[Recorded data]
------
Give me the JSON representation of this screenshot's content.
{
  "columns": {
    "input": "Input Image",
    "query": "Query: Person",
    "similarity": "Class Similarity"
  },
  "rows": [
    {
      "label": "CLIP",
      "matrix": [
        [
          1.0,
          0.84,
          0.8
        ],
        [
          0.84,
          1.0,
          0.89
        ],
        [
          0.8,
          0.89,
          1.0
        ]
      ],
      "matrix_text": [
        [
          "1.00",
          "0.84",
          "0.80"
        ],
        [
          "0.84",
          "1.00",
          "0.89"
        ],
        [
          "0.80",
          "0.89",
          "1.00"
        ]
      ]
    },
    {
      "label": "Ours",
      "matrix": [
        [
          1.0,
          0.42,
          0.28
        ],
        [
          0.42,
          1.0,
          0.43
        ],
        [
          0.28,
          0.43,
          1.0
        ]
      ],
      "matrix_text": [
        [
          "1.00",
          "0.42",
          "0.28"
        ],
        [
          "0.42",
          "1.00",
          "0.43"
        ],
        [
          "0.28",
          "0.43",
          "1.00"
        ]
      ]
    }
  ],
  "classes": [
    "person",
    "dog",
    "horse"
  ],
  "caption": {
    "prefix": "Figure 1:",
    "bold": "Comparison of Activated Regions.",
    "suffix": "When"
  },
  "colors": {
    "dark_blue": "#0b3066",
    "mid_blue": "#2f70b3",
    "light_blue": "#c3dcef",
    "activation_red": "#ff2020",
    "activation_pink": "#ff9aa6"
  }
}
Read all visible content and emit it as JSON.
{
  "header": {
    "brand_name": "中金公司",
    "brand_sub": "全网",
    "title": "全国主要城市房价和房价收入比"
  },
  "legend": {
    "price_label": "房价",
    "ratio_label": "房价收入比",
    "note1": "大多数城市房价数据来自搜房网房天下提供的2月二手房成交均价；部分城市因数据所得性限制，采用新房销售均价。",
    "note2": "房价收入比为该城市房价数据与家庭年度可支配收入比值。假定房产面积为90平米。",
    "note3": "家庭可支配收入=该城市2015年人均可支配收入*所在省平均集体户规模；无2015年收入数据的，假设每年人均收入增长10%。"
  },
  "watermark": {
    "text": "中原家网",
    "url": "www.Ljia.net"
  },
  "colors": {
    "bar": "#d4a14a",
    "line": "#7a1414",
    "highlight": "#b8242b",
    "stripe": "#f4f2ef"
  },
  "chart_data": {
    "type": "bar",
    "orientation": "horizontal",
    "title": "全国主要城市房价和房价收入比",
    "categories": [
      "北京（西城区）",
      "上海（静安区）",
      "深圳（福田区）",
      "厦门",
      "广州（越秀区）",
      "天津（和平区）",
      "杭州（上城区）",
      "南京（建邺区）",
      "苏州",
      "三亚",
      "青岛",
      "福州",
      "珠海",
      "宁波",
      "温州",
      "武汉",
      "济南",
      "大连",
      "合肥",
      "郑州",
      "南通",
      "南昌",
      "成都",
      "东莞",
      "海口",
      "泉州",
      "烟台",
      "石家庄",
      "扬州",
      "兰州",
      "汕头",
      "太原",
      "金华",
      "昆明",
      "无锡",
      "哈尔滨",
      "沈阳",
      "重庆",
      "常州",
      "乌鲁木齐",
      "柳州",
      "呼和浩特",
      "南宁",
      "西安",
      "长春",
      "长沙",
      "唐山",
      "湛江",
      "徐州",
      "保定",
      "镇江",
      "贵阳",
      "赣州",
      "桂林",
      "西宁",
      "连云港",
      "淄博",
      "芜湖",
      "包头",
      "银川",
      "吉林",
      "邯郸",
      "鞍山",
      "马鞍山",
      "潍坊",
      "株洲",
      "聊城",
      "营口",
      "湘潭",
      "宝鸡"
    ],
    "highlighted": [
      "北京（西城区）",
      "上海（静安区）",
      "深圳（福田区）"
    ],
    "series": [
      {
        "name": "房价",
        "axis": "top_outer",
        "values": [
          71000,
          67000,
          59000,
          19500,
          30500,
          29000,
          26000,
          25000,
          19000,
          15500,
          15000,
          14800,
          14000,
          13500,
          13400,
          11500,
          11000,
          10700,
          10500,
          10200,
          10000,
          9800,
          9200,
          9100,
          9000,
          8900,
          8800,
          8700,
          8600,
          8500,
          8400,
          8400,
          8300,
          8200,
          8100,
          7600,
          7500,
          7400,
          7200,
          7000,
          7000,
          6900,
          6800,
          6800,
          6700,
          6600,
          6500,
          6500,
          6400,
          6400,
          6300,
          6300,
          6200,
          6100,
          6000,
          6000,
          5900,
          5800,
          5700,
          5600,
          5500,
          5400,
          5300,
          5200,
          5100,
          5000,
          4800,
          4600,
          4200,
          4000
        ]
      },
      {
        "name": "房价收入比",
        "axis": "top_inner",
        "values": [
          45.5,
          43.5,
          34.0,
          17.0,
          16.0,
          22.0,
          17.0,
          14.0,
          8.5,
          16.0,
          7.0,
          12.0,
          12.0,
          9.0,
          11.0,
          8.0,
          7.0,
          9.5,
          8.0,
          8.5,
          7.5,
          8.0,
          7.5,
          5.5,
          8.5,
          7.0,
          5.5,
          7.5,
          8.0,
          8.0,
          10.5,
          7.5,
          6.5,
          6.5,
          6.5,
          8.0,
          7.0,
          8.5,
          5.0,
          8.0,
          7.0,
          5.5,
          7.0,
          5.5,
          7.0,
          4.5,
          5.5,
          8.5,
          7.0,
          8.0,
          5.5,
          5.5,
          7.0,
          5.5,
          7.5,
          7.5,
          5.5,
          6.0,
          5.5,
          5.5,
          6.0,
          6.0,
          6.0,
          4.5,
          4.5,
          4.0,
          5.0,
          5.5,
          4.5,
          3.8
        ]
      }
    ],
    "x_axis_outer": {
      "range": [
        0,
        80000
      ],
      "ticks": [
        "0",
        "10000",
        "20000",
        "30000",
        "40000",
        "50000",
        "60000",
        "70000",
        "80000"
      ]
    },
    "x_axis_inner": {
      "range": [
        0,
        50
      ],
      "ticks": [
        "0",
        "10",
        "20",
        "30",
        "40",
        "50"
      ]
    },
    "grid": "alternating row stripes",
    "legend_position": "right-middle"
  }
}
------
Write out every line of the material again, exactly as it reads.

Give me the JSON representation of this screenshot's content.
{
  "columns": {
    "input": "Input Image",
    "query": "Query: Person",
    "similarity": "Class Similarity"
  },
  "rows": [
    {
      "label": "CLIP",
      "matrix": [
        [
          1.0,
          0.84,
          0.8
        ],
        [
          0.84,
          1.0,
          0.89
        ],
        [
          0.8,
          0.89,
          1.0
        ]
      ],
      "matrix_text": [
        [
          "1.00",
          "0.84",
          "0.80"
        ],
        [
          "0.84",
          "1.00",
          "0.89"
        ],
        [
          "0.80",
          "0.89",
          "1.00"
        ]
      ]
    },
    {
      "label": "Ours",
      "matrix": [
        [
          1.0,
          0.42,
          0.28
        ],
        [
          0.42,
          1.0,
          0.43
        ],
        [
          0.28,
          0.43,
          1.0
        ]
      ],
      "matrix_text": [
        [
          "1.00",
          "0.42",
          "0.28"
        ],
        [
          "0.42",
          "1.00",
          "0.43"
        ],
        [
          "0.28",
          "0.43",
          "1.00"
        ]
      ]
    }
  ],
  "classes": [
    "person",
    "dog",
    "horse"
  ],
  "caption": {
    "prefix": "Figure 1:",
    "bold": "Comparison of Activated Regions.",
    "suffix": "When"
  },
  "colors": {
    "dark_blue": "#0b3066",
    "mid_blue": "#2f70b3",
    "light_blue": "#c3dcef",
    "activation_red": "#ff2020",
    "activation_pink": "#ff9aa6"
  }
}
Read all visible content and emit it as JSON.
{
  "header": {
    "brand_name": "中金公司",
    "brand_sub": "全网",
    "title": "全国主要城市房价和房价收入比"
  },
  "legend": {
    "price_label": "房价",
    "ratio_label": "房价收入比",
    "note1": "大多数城市房价数据来自搜房网房天下提供的2月二手房成交均价；部分城市因数据所得性限制，采用新房销售均价。",
    "note2": "房价收入比为该城市房价数据与家庭年度可支配收入比值。假定房产面积为90平米。",
    "note3": "家庭可支配收入=该城市2015年人均可支配收入*所在省平均集体户规模；无2015年收入数据的，假设每年人均收入增长10%。"
  },
  "watermark": {
    "text": "中原家网",
    "url": "www.Ljia.net"
  },
  "colors": {
    "bar": "#d4a14a",
    "line": "#7a1414",
    "highlight": "#b8242b",
    "stripe": "#f4f2ef"
  },
  "chart_data": {
    "type": "bar",
    "orientation": "horizontal",
    "title": "全国主要城市房价和房价收入比",
    "categories": [
      "北京（西城区）",
      "上海（静安区）",
      "深圳（福田区）",
      "厦门",
      "广州（越秀区）",
      "天津（和平区）",
      "杭州（上城区）",
      "南京（建邺区）",
      "苏州",
      "三亚",
      "青岛",
      "福州",
      "珠海",
      "宁波",
      "温州",
      "武汉",
      "济南",
      "大连",
      "合肥",
      "郑州",
      "南通",
      "南昌",
      "成都",
      "东莞",
      "海口",
      "泉州",
      "烟台",
      "石家庄",
      "扬州",
      "兰州",
      "汕头",
      "太原",
      "金华",
      "昆明",
      "无锡",
      "哈尔滨",
      "沈阳",
      "重庆",
      "常州",
      "乌鲁木齐",
      "柳州",
      "呼和浩特",
      "南宁",
      "西安",
      "长春",
      "长沙",
      "唐山",
      "湛江",
      "徐州",
      "保定",
      "镇江",
      "贵阳",
      "赣州",
      "桂林",
      "西宁",
      "连云港",
      "淄博",
      "芜湖",
      "包头",
      "银川",
      "吉林",
      "邯郸",
      "鞍山",
      "马鞍山",
      "潍坊",
      "株洲",
      "聊城",
      "营口",
      "湘潭",
      "宝鸡"
    ],
    "highlighted": [
      "北京（西城区）",
      "上海（静安区）",
      "深圳（福田区）"
    ],
    "series": [
      {
        "name": "房价",
        "axis": "top_outer",
        "values": [
          71000,
          67000,
          59000,
          19500,
          30500,
          29000,
          26000,
          25000,
          19000,
          15500,
          15000,
          14800,
          14000,
          13500,
          13400,
          11500,
          11000,
          10700,
          10500,
          10200,
          10000,
          9800,
          9200,
          9100,
          9000,
          8900,
          8800,
          8700,
          8600,
          8500,
          8400,
          8400,
          8300,
          8200,
          8100,
          7600,
          7500,
          7400,
          7200,
          7000,
          7000,
          6900,
          6800,
          6800,
          6700,
          6600,
          6500,
          6500,
          6400,
          6400,
          6300,
          6300,
          6200,
          6100,
          6000,
          6000,
          5900,
          5800,
          5700,
          5600,
          5500,
          5400,
          5300,
          5200,
          5100,
          5000,
          4800,
          4600,
          4200,
          4000
        ]
      },
      {
        "name": "房价收入比",
        "axis": "top_inner",
        "values": [
          45.5,
          43.5,
          34.0,
          17.0,
          16.0,
          22.0,
          17.0,
          14.0,
          8.5,
          16.0,
          7.0,
          12.0,
          12.0,
          9.0,
          11.0,
          8.0,
          7.0,
          9.5,
          8.0,
          8.5,
          7.5,
          8.0,
          7.5,
          5.5,
          8.5,
          7.0,
          5.5,
          7.5,
          8.0,
          8.0,
          10.5,
          7.5,
          6.5,
          6.5,
          6.5,
          8.0,
          7.0,
          8.5,
          5.0,
          8.0,
          7.0,
          5.5,
          7.0,
          5.5,
          7.0,
          4.5,
          5.5,
          8.5,
          7.0,
          8.0,
          5.5,
          5.5,
          7.0,
          5.5,
          7.5,
          7.5,
          5.5,
          6.0,
          5.5,
          5.5,
          6.0,
          6.0,
          6.0,
          4.5,
          4.5,
          4.0,
          5.0,
          5.5,
          4.5,
          3.8
        ]
      }
    ],
    "x_axis_outer": {
      "range": [
        0,
        80000
      ],
      "ticks": [
        "0",
        "10000",
        "20000",
        "30000",
        "40000",
        "50000",
        "60000",
        "70000",
        "80000"
      ]
    },
    "x_axis_inner": {
      "range": [
        0,
        50
      ],
      "ticks": [
        "0",
        "10",
        "20",
        "30",
        "40",
        "50"
      ]
    },
    "grid": "alternating row stripes",
    "legend_position": "right-middle"
  }
}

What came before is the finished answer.